--- PASSAGE GIVEN ---

15. Noting sub-section 2 of Section 64A of the Sales of Goods Act
expressly made sub-Section 1 of Section 64A applicable to the duty of
customs or excise on goods and referring to the decisions of the Federal
Court in AIR 1942 FC 33 The Province of Madras Vs. Boddu Paidanna
& Sons and the Supreme Court reported as AIR 1962 SC 1281 R. C.
Jall v. Union of India, it was held in Mafatlal (supra) that in such a
situation, it would be legitimate for the Court to presume, until the
contrary is established, that a duty of excise or a customs duty has been
passed on. It is a presumption of fact which a Court is entitled to draw
under Section 114 of the Indian Evidence Act the same being
undoubtedly a rebuttable presumption but the burden of rebutting it
lies upon the person who claims the refund and it is for him to allege
and establish that as a fact he has not passed on the duty and, therefore,
equity demands that his claim for refund be allowed.

--- ITEMS ---

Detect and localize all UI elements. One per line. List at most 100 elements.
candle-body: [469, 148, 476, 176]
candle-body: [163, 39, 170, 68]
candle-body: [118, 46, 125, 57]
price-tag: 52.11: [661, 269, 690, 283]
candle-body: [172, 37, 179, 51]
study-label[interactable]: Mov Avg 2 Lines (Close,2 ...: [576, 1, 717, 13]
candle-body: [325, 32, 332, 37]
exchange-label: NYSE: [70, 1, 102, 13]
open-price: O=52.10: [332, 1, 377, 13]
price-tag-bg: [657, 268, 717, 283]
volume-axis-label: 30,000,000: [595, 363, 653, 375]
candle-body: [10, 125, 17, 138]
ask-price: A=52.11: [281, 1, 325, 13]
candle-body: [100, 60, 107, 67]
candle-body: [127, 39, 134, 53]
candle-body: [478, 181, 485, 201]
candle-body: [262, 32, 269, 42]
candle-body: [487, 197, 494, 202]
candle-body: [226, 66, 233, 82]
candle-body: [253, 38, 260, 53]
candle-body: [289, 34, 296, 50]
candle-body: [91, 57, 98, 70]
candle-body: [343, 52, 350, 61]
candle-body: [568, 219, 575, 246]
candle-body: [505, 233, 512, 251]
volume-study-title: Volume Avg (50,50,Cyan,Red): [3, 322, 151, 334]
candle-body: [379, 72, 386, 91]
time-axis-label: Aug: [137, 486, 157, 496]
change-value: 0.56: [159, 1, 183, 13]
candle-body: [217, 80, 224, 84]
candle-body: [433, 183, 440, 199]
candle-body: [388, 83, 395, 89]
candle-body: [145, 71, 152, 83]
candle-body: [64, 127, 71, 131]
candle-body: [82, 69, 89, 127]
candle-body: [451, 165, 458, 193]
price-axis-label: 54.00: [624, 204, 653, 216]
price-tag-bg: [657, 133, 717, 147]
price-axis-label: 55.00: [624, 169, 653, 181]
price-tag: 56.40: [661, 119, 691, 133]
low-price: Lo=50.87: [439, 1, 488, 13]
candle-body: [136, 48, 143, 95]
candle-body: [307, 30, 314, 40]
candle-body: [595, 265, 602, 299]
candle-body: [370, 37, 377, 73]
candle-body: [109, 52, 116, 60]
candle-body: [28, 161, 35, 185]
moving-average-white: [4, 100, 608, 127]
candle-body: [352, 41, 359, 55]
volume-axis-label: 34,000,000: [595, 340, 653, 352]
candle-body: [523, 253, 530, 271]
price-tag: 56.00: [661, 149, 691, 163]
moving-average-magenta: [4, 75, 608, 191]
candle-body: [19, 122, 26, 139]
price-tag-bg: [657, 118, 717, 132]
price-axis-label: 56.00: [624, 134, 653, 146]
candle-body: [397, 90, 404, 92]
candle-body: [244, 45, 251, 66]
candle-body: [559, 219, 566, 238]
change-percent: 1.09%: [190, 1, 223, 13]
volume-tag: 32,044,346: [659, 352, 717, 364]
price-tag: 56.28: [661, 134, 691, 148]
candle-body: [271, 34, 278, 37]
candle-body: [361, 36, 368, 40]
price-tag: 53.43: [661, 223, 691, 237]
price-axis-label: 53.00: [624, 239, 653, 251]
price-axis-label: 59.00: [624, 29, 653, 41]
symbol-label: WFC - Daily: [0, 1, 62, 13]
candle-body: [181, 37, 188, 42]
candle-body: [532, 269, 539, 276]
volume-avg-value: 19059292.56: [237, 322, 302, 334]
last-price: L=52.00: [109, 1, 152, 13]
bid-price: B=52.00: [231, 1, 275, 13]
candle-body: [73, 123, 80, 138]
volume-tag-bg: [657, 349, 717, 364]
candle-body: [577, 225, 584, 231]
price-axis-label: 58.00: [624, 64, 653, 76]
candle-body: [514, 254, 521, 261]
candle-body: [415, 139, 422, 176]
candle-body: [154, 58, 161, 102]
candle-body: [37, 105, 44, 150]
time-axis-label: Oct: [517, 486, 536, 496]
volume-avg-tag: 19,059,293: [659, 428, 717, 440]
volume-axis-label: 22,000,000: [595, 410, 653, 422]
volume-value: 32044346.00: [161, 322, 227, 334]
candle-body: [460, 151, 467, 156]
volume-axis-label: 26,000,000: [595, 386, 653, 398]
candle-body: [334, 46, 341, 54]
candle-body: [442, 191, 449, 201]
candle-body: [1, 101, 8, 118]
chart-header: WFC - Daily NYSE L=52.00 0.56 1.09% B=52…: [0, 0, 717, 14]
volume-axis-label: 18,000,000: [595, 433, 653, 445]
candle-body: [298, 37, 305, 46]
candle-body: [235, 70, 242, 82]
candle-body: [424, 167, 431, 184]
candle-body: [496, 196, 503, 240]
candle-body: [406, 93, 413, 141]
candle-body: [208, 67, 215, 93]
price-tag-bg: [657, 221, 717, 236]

---

## REQUIRED WORK:
**a)** List every court decision that the passage on the presumption that duty has been passed on names, giving each as the passage identifies it.
**b)** Write out the lines of the records from their start through the line holding "candle-body: [127, 39, 134, 53]", inclusive.

## ANSWER SET:
**a)**
- The Province of Madras Vs. Boddu Paidanna & Sons (AIR 1942 FC 33)
- R. C. Jall v. Union of India (AIR 1962 SC 1281)
- Mafatlal (supra)

**b)**
Detect and localize all UI elements. One per line. List at most 100 elements.
candle-body: [469, 148, 476, 176]
candle-body: [163, 39, 170, 68]
candle-body: [118, 46, 125, 57]
price-tag: 52.11: [661, 269, 690, 283]
candle-body: [172, 37, 179, 51]
study-label[interactable]: Mov Avg 2 Lines (Close,2 ...: [576, 1, 717, 13]
candle-body: [325, 32, 332, 37]
exchange-label: NYSE: [70, 1, 102, 13]
open-price: O=52.10: [332, 1, 377, 13]
price-tag-bg: [657, 268, 717, 283]
volume-axis-label: 30,000,000: [595, 363, 653, 375]
candle-body: [10, 125, 17, 138]
ask-price: A=52.11: [281, 1, 325, 13]
candle-body: [100, 60, 107, 67]
candle-body: [127, 39, 134, 53]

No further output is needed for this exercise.